Provided information

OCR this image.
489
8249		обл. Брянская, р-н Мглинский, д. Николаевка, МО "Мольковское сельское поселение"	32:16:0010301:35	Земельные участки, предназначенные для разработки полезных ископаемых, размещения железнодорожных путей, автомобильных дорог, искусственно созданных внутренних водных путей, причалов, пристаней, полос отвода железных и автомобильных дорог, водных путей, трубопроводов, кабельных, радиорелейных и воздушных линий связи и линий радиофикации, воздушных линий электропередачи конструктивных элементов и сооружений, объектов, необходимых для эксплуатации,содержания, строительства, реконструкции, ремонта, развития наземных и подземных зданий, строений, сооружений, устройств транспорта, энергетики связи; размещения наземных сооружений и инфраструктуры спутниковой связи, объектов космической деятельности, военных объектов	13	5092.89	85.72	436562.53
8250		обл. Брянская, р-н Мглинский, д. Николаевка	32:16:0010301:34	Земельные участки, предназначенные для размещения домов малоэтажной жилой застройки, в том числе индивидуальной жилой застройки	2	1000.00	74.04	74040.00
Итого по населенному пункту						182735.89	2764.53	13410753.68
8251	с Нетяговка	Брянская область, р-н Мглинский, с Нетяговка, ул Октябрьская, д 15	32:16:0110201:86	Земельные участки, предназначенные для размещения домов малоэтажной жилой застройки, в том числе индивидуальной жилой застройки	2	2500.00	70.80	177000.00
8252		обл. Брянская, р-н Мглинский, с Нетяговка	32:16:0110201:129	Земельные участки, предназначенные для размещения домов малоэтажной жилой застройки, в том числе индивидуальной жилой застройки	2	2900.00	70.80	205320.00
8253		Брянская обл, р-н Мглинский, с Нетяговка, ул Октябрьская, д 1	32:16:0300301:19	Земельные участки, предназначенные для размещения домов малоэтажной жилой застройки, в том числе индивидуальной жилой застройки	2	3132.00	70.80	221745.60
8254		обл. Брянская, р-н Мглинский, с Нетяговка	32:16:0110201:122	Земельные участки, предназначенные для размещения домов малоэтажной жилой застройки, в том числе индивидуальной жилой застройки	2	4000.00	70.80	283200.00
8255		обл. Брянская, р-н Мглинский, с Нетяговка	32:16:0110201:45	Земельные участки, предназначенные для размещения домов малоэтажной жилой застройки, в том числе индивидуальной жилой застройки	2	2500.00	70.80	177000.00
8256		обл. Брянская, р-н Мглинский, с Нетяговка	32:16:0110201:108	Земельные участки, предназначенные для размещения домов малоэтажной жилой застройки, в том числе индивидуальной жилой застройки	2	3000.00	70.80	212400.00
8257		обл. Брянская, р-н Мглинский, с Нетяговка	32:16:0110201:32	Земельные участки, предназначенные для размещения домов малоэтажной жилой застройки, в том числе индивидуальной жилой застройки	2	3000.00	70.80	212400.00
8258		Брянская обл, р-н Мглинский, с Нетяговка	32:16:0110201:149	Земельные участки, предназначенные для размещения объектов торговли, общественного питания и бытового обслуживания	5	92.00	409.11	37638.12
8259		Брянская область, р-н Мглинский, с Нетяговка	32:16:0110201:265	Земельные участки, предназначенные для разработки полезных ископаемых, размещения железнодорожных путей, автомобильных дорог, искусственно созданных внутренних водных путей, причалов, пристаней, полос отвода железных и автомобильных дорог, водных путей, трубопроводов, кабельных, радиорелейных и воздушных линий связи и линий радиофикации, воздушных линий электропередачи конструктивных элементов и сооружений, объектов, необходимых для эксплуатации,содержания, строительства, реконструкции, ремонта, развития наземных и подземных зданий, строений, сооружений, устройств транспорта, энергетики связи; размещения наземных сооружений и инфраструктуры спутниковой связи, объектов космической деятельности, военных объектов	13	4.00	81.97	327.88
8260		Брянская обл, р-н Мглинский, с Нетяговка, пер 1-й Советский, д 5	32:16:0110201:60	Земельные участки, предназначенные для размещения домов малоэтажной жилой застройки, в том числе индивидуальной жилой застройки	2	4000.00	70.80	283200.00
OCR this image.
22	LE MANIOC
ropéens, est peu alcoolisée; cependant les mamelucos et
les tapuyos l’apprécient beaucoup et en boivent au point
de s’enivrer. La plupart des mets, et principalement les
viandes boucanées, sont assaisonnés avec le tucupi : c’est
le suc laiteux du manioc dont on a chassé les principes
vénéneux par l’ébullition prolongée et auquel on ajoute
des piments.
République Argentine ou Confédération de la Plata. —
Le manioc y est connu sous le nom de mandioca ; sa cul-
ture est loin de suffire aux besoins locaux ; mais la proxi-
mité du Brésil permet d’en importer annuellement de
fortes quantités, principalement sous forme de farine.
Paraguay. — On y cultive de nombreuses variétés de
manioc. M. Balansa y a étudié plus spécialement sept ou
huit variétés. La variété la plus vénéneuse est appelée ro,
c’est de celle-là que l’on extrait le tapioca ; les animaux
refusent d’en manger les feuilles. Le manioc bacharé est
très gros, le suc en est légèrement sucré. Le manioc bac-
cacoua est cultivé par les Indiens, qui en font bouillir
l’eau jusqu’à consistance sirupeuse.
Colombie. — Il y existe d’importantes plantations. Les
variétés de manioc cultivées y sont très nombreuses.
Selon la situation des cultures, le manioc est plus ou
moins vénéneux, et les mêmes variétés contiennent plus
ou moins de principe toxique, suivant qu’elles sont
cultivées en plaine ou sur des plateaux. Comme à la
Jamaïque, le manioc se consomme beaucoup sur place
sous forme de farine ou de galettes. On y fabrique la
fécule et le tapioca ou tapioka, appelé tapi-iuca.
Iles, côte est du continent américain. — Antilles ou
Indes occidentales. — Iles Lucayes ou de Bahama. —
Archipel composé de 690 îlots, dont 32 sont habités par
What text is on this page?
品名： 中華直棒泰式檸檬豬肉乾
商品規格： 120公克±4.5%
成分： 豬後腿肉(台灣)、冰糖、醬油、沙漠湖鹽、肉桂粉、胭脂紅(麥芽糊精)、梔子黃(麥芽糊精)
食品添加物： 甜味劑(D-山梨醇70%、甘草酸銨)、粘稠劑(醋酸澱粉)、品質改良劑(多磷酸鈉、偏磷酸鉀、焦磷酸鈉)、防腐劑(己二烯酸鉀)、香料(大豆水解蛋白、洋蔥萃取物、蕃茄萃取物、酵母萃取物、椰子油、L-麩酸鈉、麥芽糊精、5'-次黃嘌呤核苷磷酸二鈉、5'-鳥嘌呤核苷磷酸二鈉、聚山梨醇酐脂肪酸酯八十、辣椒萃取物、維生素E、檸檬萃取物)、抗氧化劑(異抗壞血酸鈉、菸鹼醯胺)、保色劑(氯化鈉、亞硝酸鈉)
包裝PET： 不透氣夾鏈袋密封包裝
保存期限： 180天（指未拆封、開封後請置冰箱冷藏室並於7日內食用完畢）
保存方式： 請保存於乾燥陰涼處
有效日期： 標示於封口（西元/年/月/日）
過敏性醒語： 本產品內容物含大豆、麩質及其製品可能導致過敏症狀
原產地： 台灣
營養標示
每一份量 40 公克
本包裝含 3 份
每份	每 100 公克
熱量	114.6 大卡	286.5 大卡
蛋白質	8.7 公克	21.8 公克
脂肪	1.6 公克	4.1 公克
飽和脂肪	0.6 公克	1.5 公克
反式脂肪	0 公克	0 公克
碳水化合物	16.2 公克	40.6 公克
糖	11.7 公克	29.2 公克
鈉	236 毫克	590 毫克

What to work on
Gather every line from the entries above where the word "домов" appears, and copy them.

The output
8250		обл. Брянская, р-н Мглинский, д. Николаевка	32:16:0010301:34	Земельные участки, предназначенные для размещения домов малоэтажной жилой застройки, в том числе индивидуальной жилой застройки	2	1000.00	74.04	74040.00
8251	с Нетяговка	Брянская область, р-н Мглинский, с Нетяговка, ул Октябрьская, д 15	32:16:0110201:86	Земельные участки, предназначенные для размещения домов малоэтажной жилой застройки, в том числе индивидуальной жилой застройки	2	2500.00	70.80	177000.00
8252		обл. Брянская, р-н Мглинский, с Нетяговка	32:16:0110201:129	Земельные участки, предназначенные для размещения домов малоэтажной жилой застройки, в том числе индивидуальной жилой застройки	2	2900.00	70.80	205320.00
8253		Брянская обл, р-н Мглинский, с Нетяговка, ул Октябрьская, д 1	32:16:0300301:19	Земельные участки, предназначенные для размещения домов малоэтажной жилой застройки, в том числе индивидуальной жилой застройки	2	3132.00	70.80	221745.60
8254		обл. Брянская, р-н Мглинский, с Нетяговка	32:16:0110201:122	Земельные участки, предназначенные для размещения домов малоэтажной жилой застройки, в том числе индивидуальной жилой застройки	2	4000.00	70.80	283200.00
8255		обл. Брянская, р-н Мглинский, с Нетяговка	32:16:0110201:45	Земельные участки, предназначенные для размещения домов малоэтажной жилой застройки, в том числе индивидуальной жилой застройки	2	2500.00	70.80	177000.00
8256		обл. Брянская, р-н Мглинский, с Нетяговка	32:16:0110201:108	Земельные участки, предназначенные для размещения домов малоэтажной жилой застройки, в том числе индивидуальной жилой застройки	2	3000.00	70.80	212400.00
8257		обл. Брянская, р-н Мглинский, с Нетяговка	32:16:0110201:32	Земельные участки, предназначенные для размещения домов малоэтажной жилой застройки, в том числе индивидуальной жилой застройки	2	3000.00	70.80	212400.00
8260		Брянская обл, р-н Мглинский, с Нетяговка, пер 1-й Советский, д 5	32:16:0110201:60	Земельные участки, предназначенные для размещения домов малоэтажной жилой застройки, в том числе индивидуальной жилой застройки	2	4000.00	70.80	283200.00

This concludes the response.